DATASET EXCERPTS -
>>>
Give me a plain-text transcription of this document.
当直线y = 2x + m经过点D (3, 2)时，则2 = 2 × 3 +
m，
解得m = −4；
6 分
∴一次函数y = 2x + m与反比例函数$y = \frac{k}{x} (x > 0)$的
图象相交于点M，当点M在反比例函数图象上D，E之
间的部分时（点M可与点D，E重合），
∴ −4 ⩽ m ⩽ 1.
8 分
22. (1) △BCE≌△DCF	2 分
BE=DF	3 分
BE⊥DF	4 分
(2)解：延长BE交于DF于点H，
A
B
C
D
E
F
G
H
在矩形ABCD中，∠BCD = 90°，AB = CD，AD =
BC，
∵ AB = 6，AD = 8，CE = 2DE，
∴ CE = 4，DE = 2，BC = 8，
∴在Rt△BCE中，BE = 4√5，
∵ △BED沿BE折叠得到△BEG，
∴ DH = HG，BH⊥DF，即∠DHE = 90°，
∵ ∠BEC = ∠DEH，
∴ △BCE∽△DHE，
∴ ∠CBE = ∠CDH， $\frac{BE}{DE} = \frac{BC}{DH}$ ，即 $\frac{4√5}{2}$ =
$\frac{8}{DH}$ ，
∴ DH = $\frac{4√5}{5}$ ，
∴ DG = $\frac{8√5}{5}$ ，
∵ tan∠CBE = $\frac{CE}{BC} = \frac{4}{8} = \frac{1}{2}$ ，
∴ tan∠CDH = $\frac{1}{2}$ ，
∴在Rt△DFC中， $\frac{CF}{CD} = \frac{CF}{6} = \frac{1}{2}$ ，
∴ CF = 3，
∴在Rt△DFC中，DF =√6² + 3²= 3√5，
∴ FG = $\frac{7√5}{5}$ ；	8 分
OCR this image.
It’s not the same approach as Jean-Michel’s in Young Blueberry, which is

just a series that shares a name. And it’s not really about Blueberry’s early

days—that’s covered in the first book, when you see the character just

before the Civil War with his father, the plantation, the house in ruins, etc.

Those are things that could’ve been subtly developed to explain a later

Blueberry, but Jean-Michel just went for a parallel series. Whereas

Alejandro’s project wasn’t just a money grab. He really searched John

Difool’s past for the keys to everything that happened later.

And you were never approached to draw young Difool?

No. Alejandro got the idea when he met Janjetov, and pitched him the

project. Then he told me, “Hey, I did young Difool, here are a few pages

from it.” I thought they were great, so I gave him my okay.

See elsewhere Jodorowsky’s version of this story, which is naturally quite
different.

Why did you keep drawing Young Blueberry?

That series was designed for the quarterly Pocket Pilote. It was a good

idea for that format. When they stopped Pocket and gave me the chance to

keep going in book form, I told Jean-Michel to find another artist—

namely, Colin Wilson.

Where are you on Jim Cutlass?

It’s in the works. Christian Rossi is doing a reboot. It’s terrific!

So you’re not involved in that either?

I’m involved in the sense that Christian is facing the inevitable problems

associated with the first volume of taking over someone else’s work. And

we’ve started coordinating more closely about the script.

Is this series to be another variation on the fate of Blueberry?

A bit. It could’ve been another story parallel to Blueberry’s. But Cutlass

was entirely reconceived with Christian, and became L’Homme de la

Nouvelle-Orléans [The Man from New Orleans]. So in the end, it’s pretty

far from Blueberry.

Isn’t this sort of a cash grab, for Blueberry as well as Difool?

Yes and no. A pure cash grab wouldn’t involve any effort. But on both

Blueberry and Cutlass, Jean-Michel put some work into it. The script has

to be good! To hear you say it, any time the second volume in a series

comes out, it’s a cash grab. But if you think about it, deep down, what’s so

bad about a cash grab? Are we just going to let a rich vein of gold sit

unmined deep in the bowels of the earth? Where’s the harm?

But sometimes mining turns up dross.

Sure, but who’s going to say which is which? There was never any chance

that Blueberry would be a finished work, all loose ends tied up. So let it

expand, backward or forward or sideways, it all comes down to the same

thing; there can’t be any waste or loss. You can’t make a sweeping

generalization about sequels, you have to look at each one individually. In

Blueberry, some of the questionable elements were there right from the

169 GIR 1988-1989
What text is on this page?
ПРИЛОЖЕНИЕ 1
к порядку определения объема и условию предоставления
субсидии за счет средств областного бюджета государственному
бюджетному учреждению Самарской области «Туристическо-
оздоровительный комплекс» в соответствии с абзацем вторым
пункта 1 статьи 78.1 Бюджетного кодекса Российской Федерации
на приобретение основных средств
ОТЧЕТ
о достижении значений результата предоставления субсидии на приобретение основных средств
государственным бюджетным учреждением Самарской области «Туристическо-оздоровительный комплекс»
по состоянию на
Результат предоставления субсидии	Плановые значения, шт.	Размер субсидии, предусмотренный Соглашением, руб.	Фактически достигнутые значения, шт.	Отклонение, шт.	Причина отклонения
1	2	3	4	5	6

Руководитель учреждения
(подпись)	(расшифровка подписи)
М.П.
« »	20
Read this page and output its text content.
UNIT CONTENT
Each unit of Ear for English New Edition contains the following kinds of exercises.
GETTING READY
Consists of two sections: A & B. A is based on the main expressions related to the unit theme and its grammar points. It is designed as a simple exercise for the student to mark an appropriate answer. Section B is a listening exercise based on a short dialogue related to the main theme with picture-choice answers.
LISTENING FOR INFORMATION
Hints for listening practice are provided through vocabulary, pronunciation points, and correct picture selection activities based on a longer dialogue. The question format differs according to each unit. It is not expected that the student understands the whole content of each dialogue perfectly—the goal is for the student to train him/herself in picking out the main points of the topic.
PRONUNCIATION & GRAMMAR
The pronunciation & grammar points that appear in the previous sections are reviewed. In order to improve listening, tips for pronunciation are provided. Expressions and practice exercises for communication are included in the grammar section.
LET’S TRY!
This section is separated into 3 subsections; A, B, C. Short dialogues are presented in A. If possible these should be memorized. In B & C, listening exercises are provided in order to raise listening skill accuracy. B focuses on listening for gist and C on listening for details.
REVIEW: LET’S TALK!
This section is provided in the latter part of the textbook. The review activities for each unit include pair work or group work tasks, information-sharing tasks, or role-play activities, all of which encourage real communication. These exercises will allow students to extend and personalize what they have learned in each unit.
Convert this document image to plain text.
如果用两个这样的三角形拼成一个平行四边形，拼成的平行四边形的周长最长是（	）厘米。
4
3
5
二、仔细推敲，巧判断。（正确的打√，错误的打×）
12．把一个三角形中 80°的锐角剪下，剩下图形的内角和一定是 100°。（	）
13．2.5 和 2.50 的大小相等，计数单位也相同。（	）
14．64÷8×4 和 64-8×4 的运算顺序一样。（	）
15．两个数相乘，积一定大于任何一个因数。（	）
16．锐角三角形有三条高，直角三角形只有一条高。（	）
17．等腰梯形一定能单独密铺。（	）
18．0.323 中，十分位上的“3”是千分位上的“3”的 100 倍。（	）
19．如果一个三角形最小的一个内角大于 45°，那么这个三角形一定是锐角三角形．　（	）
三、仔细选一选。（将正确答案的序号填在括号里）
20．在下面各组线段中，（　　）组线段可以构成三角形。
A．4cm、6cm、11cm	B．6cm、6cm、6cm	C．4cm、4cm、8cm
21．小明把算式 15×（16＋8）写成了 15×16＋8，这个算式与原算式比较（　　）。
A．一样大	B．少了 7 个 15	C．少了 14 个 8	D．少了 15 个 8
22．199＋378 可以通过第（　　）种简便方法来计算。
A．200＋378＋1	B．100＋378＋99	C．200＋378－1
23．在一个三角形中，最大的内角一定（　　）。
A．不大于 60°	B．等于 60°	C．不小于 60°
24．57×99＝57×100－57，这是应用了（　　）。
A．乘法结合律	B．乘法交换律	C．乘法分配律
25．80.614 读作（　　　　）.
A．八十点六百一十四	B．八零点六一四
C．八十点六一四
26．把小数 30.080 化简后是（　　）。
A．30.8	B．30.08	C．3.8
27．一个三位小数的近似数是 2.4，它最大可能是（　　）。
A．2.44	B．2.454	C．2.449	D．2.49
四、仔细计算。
<<<
EXERCISE AIM - Copy all of the data exactly.

RESPONSE TO THE TASK -
Give me a plain-text transcription of this document.
当直线y = 2x + m经过点D (3, 2)时，则2 = 2 × 3 +
m，
解得m = −4；
6 分
∴一次函数y = 2x + m与反比例函数$y = \frac{k}{x} (x > 0)$的
图象相交于点M，当点M在反比例函数图象上D，E之
间的部分时（点M可与点D，E重合），
∴ −4 ⩽ m ⩽ 1.
8 分
22. (1) △BCE≌△DCF	2 分
BE=DF	3 分
BE⊥DF	4 分
(2)解：延长BE交于DF于点H，
A
B
C
D
E
F
G
H
在矩形ABCD中，∠BCD = 90°，AB = CD，AD =
BC，
∵ AB = 6，AD = 8，CE = 2DE，
∴ CE = 4，DE = 2，BC = 8，
∴在Rt△BCE中，BE = 4√5，
∵ △BED沿BE折叠得到△BEG，
∴ DH = HG，BH⊥DF，即∠DHE = 90°，
∵ ∠BEC = ∠DEH，
∴ △BCE∽△DHE，
∴ ∠CBE = ∠CDH， $\frac{BE}{DE} = \frac{BC}{DH}$ ，即 $\frac{4√5}{2}$ =
$\frac{8}{DH}$ ，
∴ DH = $\frac{4√5}{5}$ ，
∴ DG = $\frac{8√5}{5}$ ，
∵ tan∠CBE = $\frac{CE}{BC} = \frac{4}{8} = \frac{1}{2}$ ，
∴ tan∠CDH = $\frac{1}{2}$ ，
∴在Rt△DFC中， $\frac{CF}{CD} = \frac{CF}{6} = \frac{1}{2}$ ，
∴ CF = 3，
∴在Rt△DFC中，DF =√6² + 3²= 3√5，
∴ FG = $\frac{7√5}{5}$ ；	8 分
OCR this image.
It’s not the same approach as Jean-Michel’s in Young Blueberry, which is

just a series that shares a name. And it’s not really about Blueberry’s early

days—that’s covered in the first book, when you see the character just

before the Civil War with his father, the plantation, the house in ruins, etc.

Those are things that could’ve been subtly developed to explain a later

Blueberry, but Jean-Michel just went for a parallel series. Whereas

Alejandro’s project wasn’t just a money grab. He really searched John

Difool’s past for the keys to everything that happened later.

And you were never approached to draw young Difool?

No. Alejandro got the idea when he met Janjetov, and pitched him the

project. Then he told me, “Hey, I did young Difool, here are a few pages

from it.” I thought they were great, so I gave him my okay.

See elsewhere Jodorowsky’s version of this story, which is naturally quite
different.

Why did you keep drawing Young Blueberry?

That series was designed for the quarterly Pocket Pilote. It was a good

idea for that format. When they stopped Pocket and gave me the chance to

keep going in book form, I told Jean-Michel to find another artist—

namely, Colin Wilson.

Where are you on Jim Cutlass?

It’s in the works. Christian Rossi is doing a reboot. It’s terrific!

So you’re not involved in that either?

I’m involved in the sense that Christian is facing the inevitable problems

associated with the first volume of taking over someone else’s work. And

we’ve started coordinating more closely about the script.

Is this series to be another variation on the fate of Blueberry?

A bit. It could’ve been another story parallel to Blueberry’s. But Cutlass

was entirely reconceived with Christian, and became L’Homme de la

Nouvelle-Orléans [The Man from New Orleans]. So in the end, it’s pretty

far from Blueberry.

Isn’t this sort of a cash grab, for Blueberry as well as Difool?

Yes and no. A pure cash grab wouldn’t involve any effort. But on both

Blueberry and Cutlass, Jean-Michel put some work into it. The script has

to be good! To hear you say it, any time the second volume in a series

comes out, it’s a cash grab. But if you think about it, deep down, what’s so

bad about a cash grab? Are we just going to let a rich vein of gold sit

unmined deep in the bowels of the earth? Where’s the harm?

But sometimes mining turns up dross.

Sure, but who’s going to say which is which? There was never any chance

that Blueberry would be a finished work, all loose ends tied up. So let it

expand, backward or forward or sideways, it all comes down to the same

thing; there can’t be any waste or loss. You can’t make a sweeping

generalization about sequels, you have to look at each one individually. In

Blueberry, some of the questionable elements were there right from the

169 GIR 1988-1989
What text is on this page?
ПРИЛОЖЕНИЕ 1
к порядку определения объема и условию предоставления
субсидии за счет средств областного бюджета государственному
бюджетному учреждению Самарской области «Туристическо-
оздоровительный комплекс» в соответствии с абзацем вторым
пункта 1 статьи 78.1 Бюджетного кодекса Российской Федерации
на приобретение основных средств
ОТЧЕТ
о достижении значений результата предоставления субсидии на приобретение основных средств
государственным бюджетным учреждением Самарской области «Туристическо-оздоровительный комплекс»
по состоянию на
Результат предоставления субсидии	Плановые значения, шт.	Размер субсидии, предусмотренный Соглашением, руб.	Фактически достигнутые значения, шт.	Отклонение, шт.	Причина отклонения
1	2	3	4	5	6

Руководитель учреждения
(подпись)	(расшифровка подписи)
М.П.
« »	20
Read this page and output its text content.
UNIT CONTENT
Each unit of Ear for English New Edition contains the following kinds of exercises.
GETTING READY
Consists of two sections: A & B. A is based on the main expressions related to the unit theme and its grammar points. It is designed as a simple exercise for the student to mark an appropriate answer. Section B is a listening exercise based on a short dialogue related to the main theme with picture-choice answers.
LISTENING FOR INFORMATION
Hints for listening practice are provided through vocabulary, pronunciation points, and correct picture selection activities based on a longer dialogue. The question format differs according to each unit. It is not expected that the student understands the whole content of each dialogue perfectly—the goal is for the student to train him/herself in picking out the main points of the topic.
PRONUNCIATION & GRAMMAR
The pronunciation & grammar points that appear in the previous sections are reviewed. In order to improve listening, tips for pronunciation are provided. Expressions and practice exercises for communication are included in the grammar section.
LET’S TRY!
This section is separated into 3 subsections; A, B, C. Short dialogues are presented in A. If possible these should be memorized. In B & C, listening exercises are provided in order to raise listening skill accuracy. B focuses on listening for gist and C on listening for details.
REVIEW: LET’S TALK!
This section is provided in the latter part of the textbook. The review activities for each unit include pair work or group work tasks, information-sharing tasks, or role-play activities, all of which encourage real communication. These exercises will allow students to extend and personalize what they have learned in each unit.
Convert this document image to plain text.
如果用两个这样的三角形拼成一个平行四边形，拼成的平行四边形的周长最长是（	）厘米。
4
3
5
二、仔细推敲，巧判断。（正确的打√，错误的打×）
12．把一个三角形中 80°的锐角剪下，剩下图形的内角和一定是 100°。（	）
13．2.5 和 2.50 的大小相等，计数单位也相同。（	）
14．64÷8×4 和 64-8×4 的运算顺序一样。（	）
15．两个数相乘，积一定大于任何一个因数。（	）
16．锐角三角形有三条高，直角三角形只有一条高。（	）
17．等腰梯形一定能单独密铺。（	）
18．0.323 中，十分位上的“3”是千分位上的“3”的 100 倍。（	）
19．如果一个三角形最小的一个内角大于 45°，那么这个三角形一定是锐角三角形．　（	）
三、仔细选一选。（将正确答案的序号填在括号里）
20．在下面各组线段中，（　　）组线段可以构成三角形。
A．4cm、6cm、11cm	B．6cm、6cm、6cm	C．4cm、4cm、8cm
21．小明把算式 15×（16＋8）写成了 15×16＋8，这个算式与原算式比较（　　）。
A．一样大	B．少了 7 个 15	C．少了 14 个 8	D．少了 15 个 8
22．199＋378 可以通过第（　　）种简便方法来计算。
A．200＋378＋1	B．100＋378＋99	C．200＋378－1
23．在一个三角形中，最大的内角一定（　　）。
A．不大于 60°	B．等于 60°	C．不小于 60°
24．57×99＝57×100－57，这是应用了（　　）。
A．乘法结合律	B．乘法交换律	C．乘法分配律
25．80.614 读作（　　　　）.
A．八十点六百一十四	B．八零点六一四
C．八十点六一四
26．把小数 30.080 化简后是（　　）。
A．30.8	B．30.08	C．3.8
27．一个三位小数的近似数是 2.4，它最大可能是（　　）。
A．2.44	B．2.454	C．2.449	D．2.49
四、仔细计算。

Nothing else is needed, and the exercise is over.